# Set problem:
Of all the lines in the material below, how many include the string "Coursaget"? Give the number only.
__________
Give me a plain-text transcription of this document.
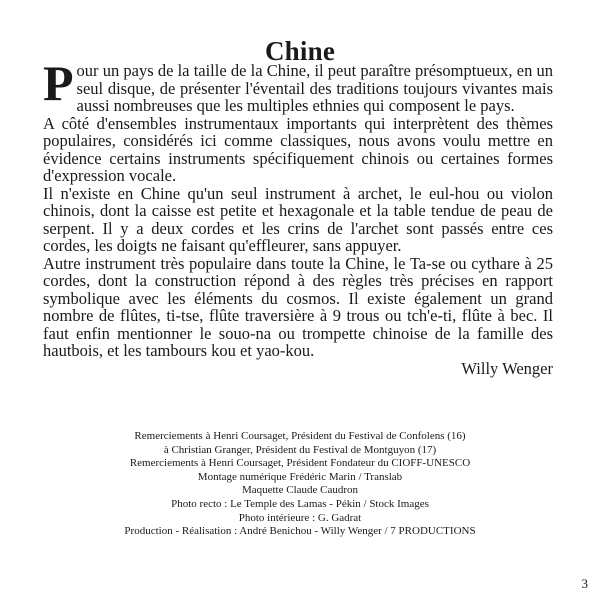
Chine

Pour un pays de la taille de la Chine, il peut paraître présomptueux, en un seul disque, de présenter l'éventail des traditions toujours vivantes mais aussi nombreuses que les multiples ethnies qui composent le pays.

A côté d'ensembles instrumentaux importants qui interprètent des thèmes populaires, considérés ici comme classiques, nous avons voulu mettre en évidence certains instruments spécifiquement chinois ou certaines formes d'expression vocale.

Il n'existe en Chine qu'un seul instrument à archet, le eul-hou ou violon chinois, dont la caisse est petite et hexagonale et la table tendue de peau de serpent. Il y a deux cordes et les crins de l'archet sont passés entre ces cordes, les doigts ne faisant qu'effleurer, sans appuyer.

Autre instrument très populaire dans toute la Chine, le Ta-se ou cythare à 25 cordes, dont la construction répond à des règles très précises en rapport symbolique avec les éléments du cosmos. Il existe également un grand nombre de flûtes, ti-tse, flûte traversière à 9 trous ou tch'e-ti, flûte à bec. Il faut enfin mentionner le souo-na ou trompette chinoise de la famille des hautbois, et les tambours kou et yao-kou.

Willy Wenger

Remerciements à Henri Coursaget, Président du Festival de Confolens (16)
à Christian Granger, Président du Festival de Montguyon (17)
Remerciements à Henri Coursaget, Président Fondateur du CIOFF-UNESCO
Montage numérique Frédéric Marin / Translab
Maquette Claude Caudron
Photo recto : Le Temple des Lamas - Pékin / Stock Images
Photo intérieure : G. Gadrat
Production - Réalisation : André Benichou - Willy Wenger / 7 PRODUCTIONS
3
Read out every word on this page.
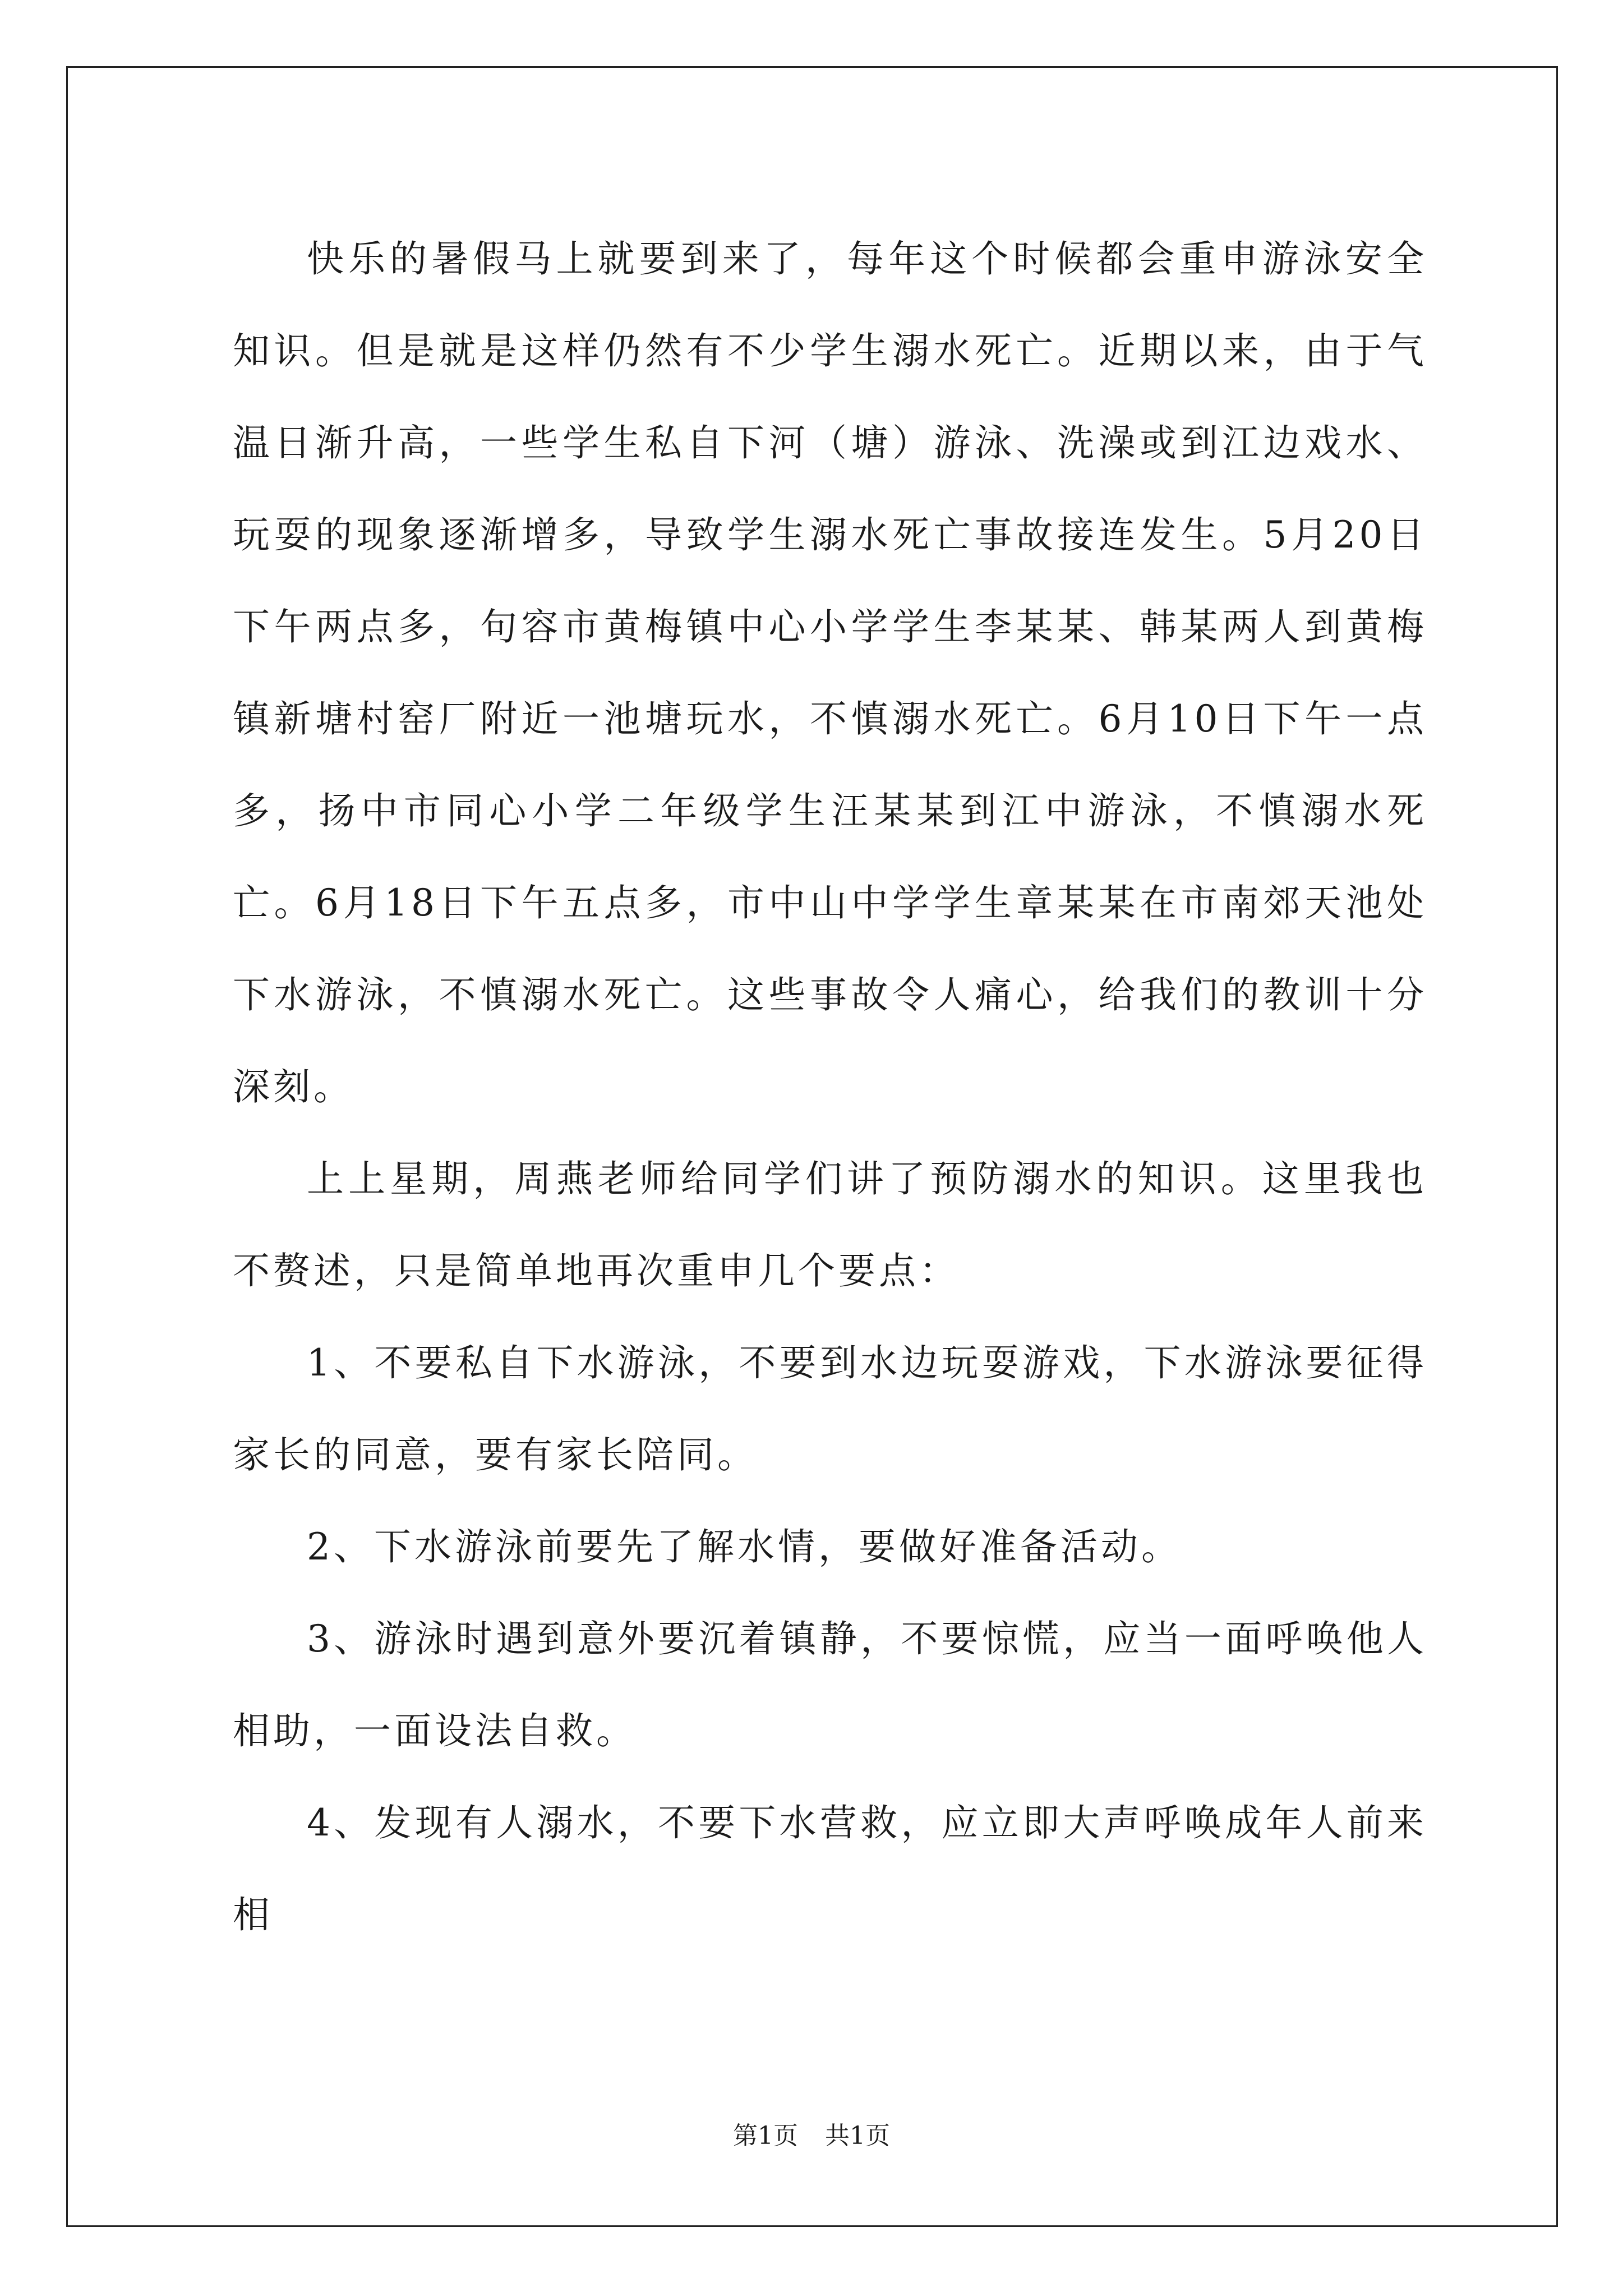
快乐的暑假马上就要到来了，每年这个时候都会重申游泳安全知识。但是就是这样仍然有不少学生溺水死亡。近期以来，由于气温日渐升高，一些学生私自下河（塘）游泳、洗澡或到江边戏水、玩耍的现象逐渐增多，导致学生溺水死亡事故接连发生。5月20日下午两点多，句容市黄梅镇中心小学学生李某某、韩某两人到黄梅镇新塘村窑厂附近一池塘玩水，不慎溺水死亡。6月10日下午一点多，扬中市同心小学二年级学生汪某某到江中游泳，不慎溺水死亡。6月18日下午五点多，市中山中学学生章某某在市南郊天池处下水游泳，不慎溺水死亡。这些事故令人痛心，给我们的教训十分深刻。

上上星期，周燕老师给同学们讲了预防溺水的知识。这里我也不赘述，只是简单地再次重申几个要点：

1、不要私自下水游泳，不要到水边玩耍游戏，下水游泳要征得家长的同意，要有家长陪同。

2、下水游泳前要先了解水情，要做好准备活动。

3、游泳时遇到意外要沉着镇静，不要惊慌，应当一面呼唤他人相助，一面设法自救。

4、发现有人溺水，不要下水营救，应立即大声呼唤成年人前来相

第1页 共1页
__________
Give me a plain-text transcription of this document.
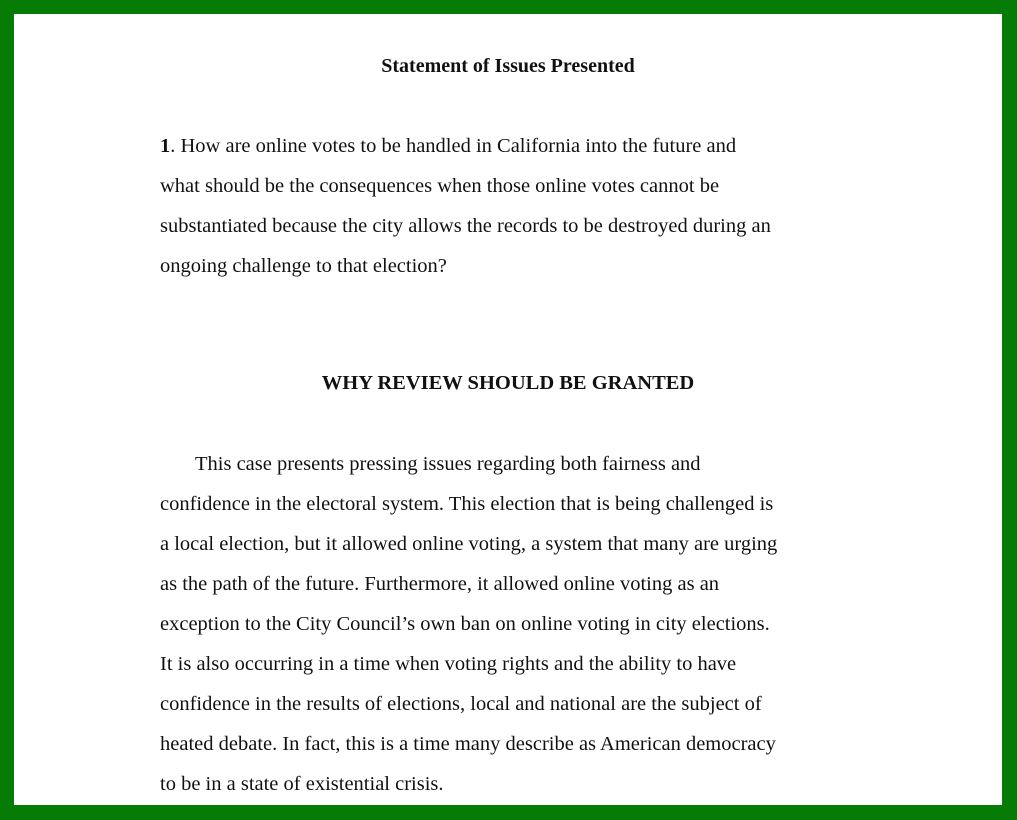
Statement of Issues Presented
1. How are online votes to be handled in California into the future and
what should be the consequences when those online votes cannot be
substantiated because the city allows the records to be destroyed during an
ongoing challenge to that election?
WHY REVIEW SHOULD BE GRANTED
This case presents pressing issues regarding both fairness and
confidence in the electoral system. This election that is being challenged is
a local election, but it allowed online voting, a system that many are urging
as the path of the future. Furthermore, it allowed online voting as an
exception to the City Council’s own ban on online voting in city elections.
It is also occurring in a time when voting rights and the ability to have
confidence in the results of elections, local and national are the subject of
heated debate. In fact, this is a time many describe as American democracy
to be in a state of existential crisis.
__________
# Complete output:
2